Images do not belong in the copy. Retype all the entries below exactly.

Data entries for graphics
——————————
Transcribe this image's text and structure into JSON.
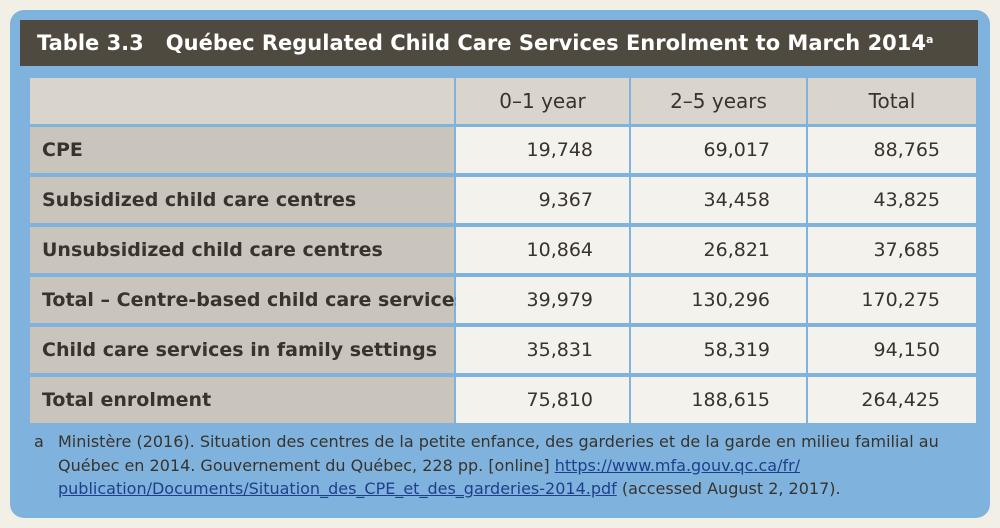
{
  "table": {
    "number": "Table 3.3",
    "title": "Québec Regulated Child Care Services Enrolment to March 2014",
    "title_note": "a",
    "columns": [
      "0–1 year",
      "2–5 years",
      "Total"
    ],
    "rows": [
      {
        "label": "CPE",
        "values": [
          "19,748",
          "69,017",
          "88,765"
        ]
      },
      {
        "label": "Subsidized child care centres",
        "values": [
          "9,367",
          "34,458",
          "43,825"
        ]
      },
      {
        "label": "Unsubsidized child care centres",
        "values": [
          "10,864",
          "26,821",
          "37,685"
        ]
      },
      {
        "label": "Total – Centre-based child care services",
        "values": [
          "39,979",
          "130,296",
          "170,275"
        ]
      },
      {
        "label": "Child care services in family settings",
        "values": [
          "35,831",
          "58,319",
          "94,150"
        ]
      },
      {
        "label": "Total enrolment",
        "values": [
          "75,810",
          "188,615",
          "264,425"
        ]
      }
    ]
  },
  "footnote": {
    "mark": "a",
    "text": "Ministère (2016). Situation des centres de la petite enfance, des garderies et de la garde en milieu familial au Québec en 2014. Gouvernement du Québec, 228 pp. [online] ",
    "link_line1": "https://www.mfa.gouv.qc.ca/fr/",
    "link_line2": "publication/Documents/Situation_des_CPE_et_des_garderies-2014.pdf",
    "suffix": " (accessed August 2, 2017)."
  },
  "colors": {
    "frame": "#7fb3de",
    "title_bar": "#4f4a40",
    "header_cell": "#d9d5cc",
    "row_label_cell": "#c9c5bc",
    "value_cell": "#f4f2ed",
    "link": "#1f3f8c"
  }
}
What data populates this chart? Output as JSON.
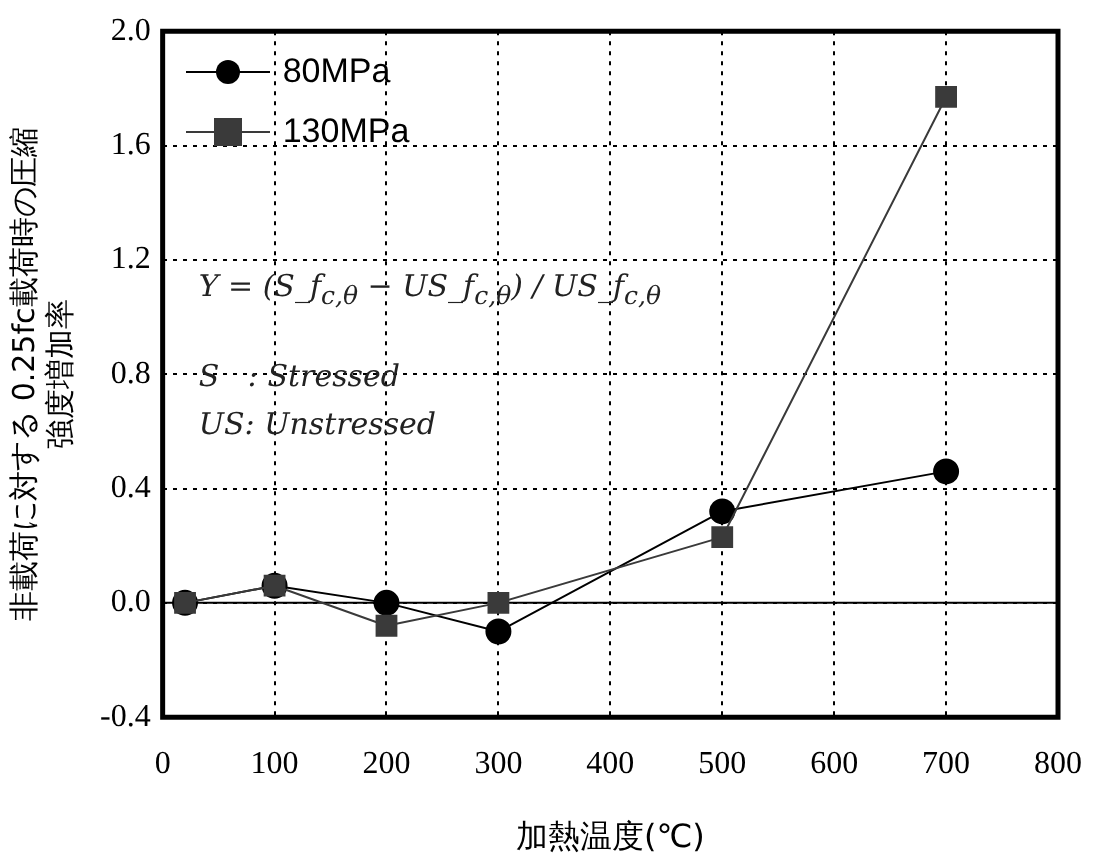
{
  "chart_data": {
    "type": "line",
    "xlabel": "加熱温度(℃)",
    "ylabel": "非載荷に対する 0.25fc載荷時の圧縮強度増加率",
    "x": [
      20,
      100,
      200,
      300,
      500,
      700
    ],
    "series": [
      {
        "name": "80MPa",
        "color": "#000000",
        "marker": "circle",
        "values": [
          0.0,
          0.06,
          0.0,
          -0.1,
          0.32,
          0.46
        ]
      },
      {
        "name": "130MPa",
        "color": "#3a3a3a",
        "marker": "square",
        "values": [
          0.0,
          0.06,
          -0.08,
          0.0,
          0.23,
          1.77
        ]
      }
    ],
    "xlim": [
      0,
      800
    ],
    "xticks": [
      0,
      100,
      200,
      300,
      400,
      500,
      600,
      700,
      800
    ],
    "ylim": [
      -0.4,
      2.0
    ],
    "yticks": [
      -0.4,
      {
        "value": 0,
        "label": "0.0"
      },
      0.4,
      0.8,
      1.2,
      1.6,
      {
        "value": 2,
        "label": "2.0"
      }
    ],
    "ref_lines": [
      {
        "axis": "y",
        "value": 0,
        "color": "#000000"
      }
    ],
    "annotations": [
      "Y = (S_f$_{c,θ}$ − US_f$_{c,θ}$) / US_f$_{c,θ}$",
      "S   : Stressed",
      "US: Unstressed"
    ],
    "grid": true,
    "legend": "top left",
    "line_style": "solid"
  }
}
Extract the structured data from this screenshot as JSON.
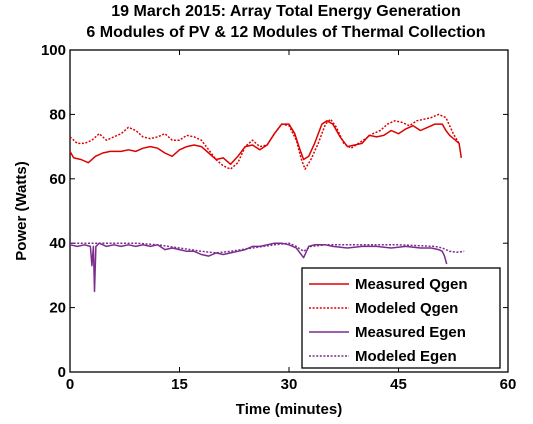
——————————
RESPONSE ->
Transcribe this image's text and structure into JSON.
{
  "table": {
    "number": "Table 3.3",
    "title": "Québec Regulated Child Care Services Enrolment to March 2014",
    "title_note": "a",
    "columns": [
      "0–1 year",
      "2–5 years",
      "Total"
    ],
    "rows": [
      {
        "label": "CPE",
        "values": [
          "19,748",
          "69,017",
          "88,765"
        ]
      },
      {
        "label": "Subsidized child care centres",
        "values": [
          "9,367",
          "34,458",
          "43,825"
        ]
      },
      {
        "label": "Unsubsidized child care centres",
        "values": [
          "10,864",
          "26,821",
          "37,685"
        ]
      },
      {
        "label": "Total – Centre-based child care services",
        "values": [
          "39,979",
          "130,296",
          "170,275"
        ]
      },
      {
        "label": "Child care services in family settings",
        "values": [
          "35,831",
          "58,319",
          "94,150"
        ]
      },
      {
        "label": "Total enrolment",
        "values": [
          "75,810",
          "188,615",
          "264,425"
        ]
      }
    ]
  },
  "footnote": {
    "mark": "a",
    "text": "Ministère (2016). Situation des centres de la petite enfance, des garderies et de la garde en milieu familial au Québec en 2014. Gouvernement du Québec, 228 pp. [online] ",
    "link_line1": "https://www.mfa.gouv.qc.ca/fr/",
    "link_line2": "publication/Documents/Situation_des_CPE_et_des_garderies-2014.pdf",
    "suffix": " (accessed August 2, 2017)."
  },
  "colors": {
    "frame": "#7fb3de",
    "title_bar": "#4f4a40",
    "header_cell": "#d9d5cc",
    "row_label_cell": "#c9c5bc",
    "value_cell": "#f4f2ed",
    "link": "#1f3f8c"
  }
}
What data populates this chart? Output as JSON.
{
  "chart_data": {
    "type": "line",
    "xlabel": "加熱温度(℃)",
    "ylabel": "非載荷に対する 0.25fc載荷時の圧縮強度増加率",
    "x": [
      20,
      100,
      200,
      300,
      500,
      700
    ],
    "series": [
      {
        "name": "80MPa",
        "color": "#000000",
        "marker": "circle",
        "values": [
          0.0,
          0.06,
          0.0,
          -0.1,
          0.32,
          0.46
        ]
      },
      {
        "name": "130MPa",
        "color": "#3a3a3a",
        "marker": "square",
        "values": [
          0.0,
          0.06,
          -0.08,
          0.0,
          0.23,
          1.77
        ]
      }
    ],
    "xlim": [
      0,
      800
    ],
    "xticks": [
      0,
      100,
      200,
      300,
      400,
      500,
      600,
      700,
      800
    ],
    "ylim": [
      -0.4,
      2.0
    ],
    "yticks": [
      -0.4,
      {
        "value": 0,
        "label": "0.0"
      },
      0.4,
      0.8,
      1.2,
      1.6,
      {
        "value": 2,
        "label": "2.0"
      }
    ],
    "ref_lines": [
      {
        "axis": "y",
        "value": 0,
        "color": "#000000"
      }
    ],
    "annotations": [
      "Y = (S_f$_{c,θ}$ − US_f$_{c,θ}$) / US_f$_{c,θ}$",
      "S   : Stressed",
      "US: Unstressed"
    ],
    "grid": true,
    "legend": "top left",
    "line_style": "solid"
  }
}
Extract the structured data from this screenshot as JSON.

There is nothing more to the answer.